Instruction — Leaving out the pictures, please retype each record exactly.

Provided records —
++++++++++++++++++++

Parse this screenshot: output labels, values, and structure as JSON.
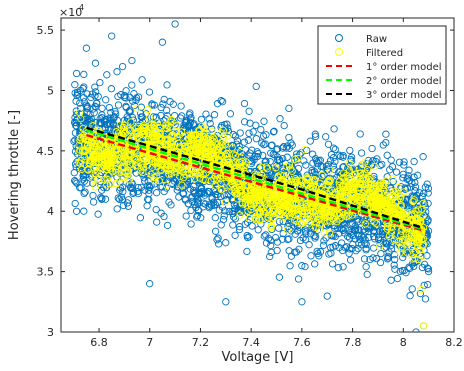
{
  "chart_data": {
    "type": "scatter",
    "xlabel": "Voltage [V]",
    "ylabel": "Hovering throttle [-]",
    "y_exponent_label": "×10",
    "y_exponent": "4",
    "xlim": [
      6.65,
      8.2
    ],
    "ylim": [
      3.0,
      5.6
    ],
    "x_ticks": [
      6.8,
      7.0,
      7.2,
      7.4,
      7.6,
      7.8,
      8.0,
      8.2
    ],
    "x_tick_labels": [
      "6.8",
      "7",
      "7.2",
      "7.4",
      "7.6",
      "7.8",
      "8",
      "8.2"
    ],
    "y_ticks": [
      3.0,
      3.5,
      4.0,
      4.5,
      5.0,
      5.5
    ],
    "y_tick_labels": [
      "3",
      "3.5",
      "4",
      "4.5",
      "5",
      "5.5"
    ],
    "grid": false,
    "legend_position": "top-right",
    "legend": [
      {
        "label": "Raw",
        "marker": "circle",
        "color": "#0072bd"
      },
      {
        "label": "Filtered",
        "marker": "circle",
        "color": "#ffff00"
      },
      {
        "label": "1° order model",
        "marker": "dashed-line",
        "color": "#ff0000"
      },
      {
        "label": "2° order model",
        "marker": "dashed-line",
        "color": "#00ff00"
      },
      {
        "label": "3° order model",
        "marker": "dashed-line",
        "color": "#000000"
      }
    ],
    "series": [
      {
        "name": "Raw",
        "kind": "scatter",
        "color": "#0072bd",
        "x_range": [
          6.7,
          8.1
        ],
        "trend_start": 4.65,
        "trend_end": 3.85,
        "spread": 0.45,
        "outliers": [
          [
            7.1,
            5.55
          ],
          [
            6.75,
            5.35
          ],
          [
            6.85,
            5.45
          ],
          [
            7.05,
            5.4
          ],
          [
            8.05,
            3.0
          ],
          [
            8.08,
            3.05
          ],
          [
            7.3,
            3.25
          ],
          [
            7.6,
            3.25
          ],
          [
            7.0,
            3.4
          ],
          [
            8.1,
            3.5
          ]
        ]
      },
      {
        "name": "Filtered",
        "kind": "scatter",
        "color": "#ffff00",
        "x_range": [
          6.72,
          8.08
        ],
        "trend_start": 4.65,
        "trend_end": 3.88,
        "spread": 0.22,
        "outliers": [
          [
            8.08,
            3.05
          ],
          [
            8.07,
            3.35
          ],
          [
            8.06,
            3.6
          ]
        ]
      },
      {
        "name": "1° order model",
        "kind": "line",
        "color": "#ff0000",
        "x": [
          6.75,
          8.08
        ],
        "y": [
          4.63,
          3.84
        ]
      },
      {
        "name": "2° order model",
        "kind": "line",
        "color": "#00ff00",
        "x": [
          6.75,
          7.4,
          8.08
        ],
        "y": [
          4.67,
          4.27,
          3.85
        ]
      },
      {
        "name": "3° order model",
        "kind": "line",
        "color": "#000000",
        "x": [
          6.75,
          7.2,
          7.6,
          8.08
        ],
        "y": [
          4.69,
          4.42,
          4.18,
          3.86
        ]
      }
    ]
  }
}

++++++++++++++++++++

Output of the exercise —
Parse this screenshot: output labels, values, and structure as JSON.
{
  "chart_data": {
    "type": "scatter",
    "xlabel": "Voltage [V]",
    "ylabel": "Hovering throttle [-]",
    "y_exponent_label": "×10",
    "y_exponent": "4",
    "xlim": [
      6.65,
      8.2
    ],
    "ylim": [
      3.0,
      5.6
    ],
    "x_ticks": [
      6.8,
      7.0,
      7.2,
      7.4,
      7.6,
      7.8,
      8.0,
      8.2
    ],
    "x_tick_labels": [
      "6.8",
      "7",
      "7.2",
      "7.4",
      "7.6",
      "7.8",
      "8",
      "8.2"
    ],
    "y_ticks": [
      3.0,
      3.5,
      4.0,
      4.5,
      5.0,
      5.5
    ],
    "y_tick_labels": [
      "3",
      "3.5",
      "4",
      "4.5",
      "5",
      "5.5"
    ],
    "grid": false,
    "legend_position": "top-right",
    "legend": [
      {
        "label": "Raw",
        "marker": "circle",
        "color": "#0072bd"
      },
      {
        "label": "Filtered",
        "marker": "circle",
        "color": "#ffff00"
      },
      {
        "label": "1° order model",
        "marker": "dashed-line",
        "color": "#ff0000"
      },
      {
        "label": "2° order model",
        "marker": "dashed-line",
        "color": "#00ff00"
      },
      {
        "label": "3° order model",
        "marker": "dashed-line",
        "color": "#000000"
      }
    ],
    "series": [
      {
        "name": "Raw",
        "kind": "scatter",
        "color": "#0072bd",
        "x_range": [
          6.7,
          8.1
        ],
        "trend_start": 4.65,
        "trend_end": 3.85,
        "spread": 0.45,
        "outliers": [
          [
            7.1,
            5.55
          ],
          [
            6.75,
            5.35
          ],
          [
            6.85,
            5.45
          ],
          [
            7.05,
            5.4
          ],
          [
            8.05,
            3.0
          ],
          [
            8.08,
            3.05
          ],
          [
            7.3,
            3.25
          ],
          [
            7.6,
            3.25
          ],
          [
            7.0,
            3.4
          ],
          [
            8.1,
            3.5
          ]
        ]
      },
      {
        "name": "Filtered",
        "kind": "scatter",
        "color": "#ffff00",
        "x_range": [
          6.72,
          8.08
        ],
        "trend_start": 4.65,
        "trend_end": 3.88,
        "spread": 0.22,
        "outliers": [
          [
            8.08,
            3.05
          ],
          [
            8.07,
            3.35
          ],
          [
            8.06,
            3.6
          ]
        ]
      },
      {
        "name": "1° order model",
        "kind": "line",
        "color": "#ff0000",
        "x": [
          6.75,
          8.08
        ],
        "y": [
          4.63,
          3.84
        ]
      },
      {
        "name": "2° order model",
        "kind": "line",
        "color": "#00ff00",
        "x": [
          6.75,
          7.4,
          8.08
        ],
        "y": [
          4.67,
          4.27,
          3.85
        ]
      },
      {
        "name": "3° order model",
        "kind": "line",
        "color": "#000000",
        "x": [
          6.75,
          7.2,
          7.6,
          8.08
        ],
        "y": [
          4.69,
          4.42,
          4.18,
          3.86
        ]
      }
    ]
  }
}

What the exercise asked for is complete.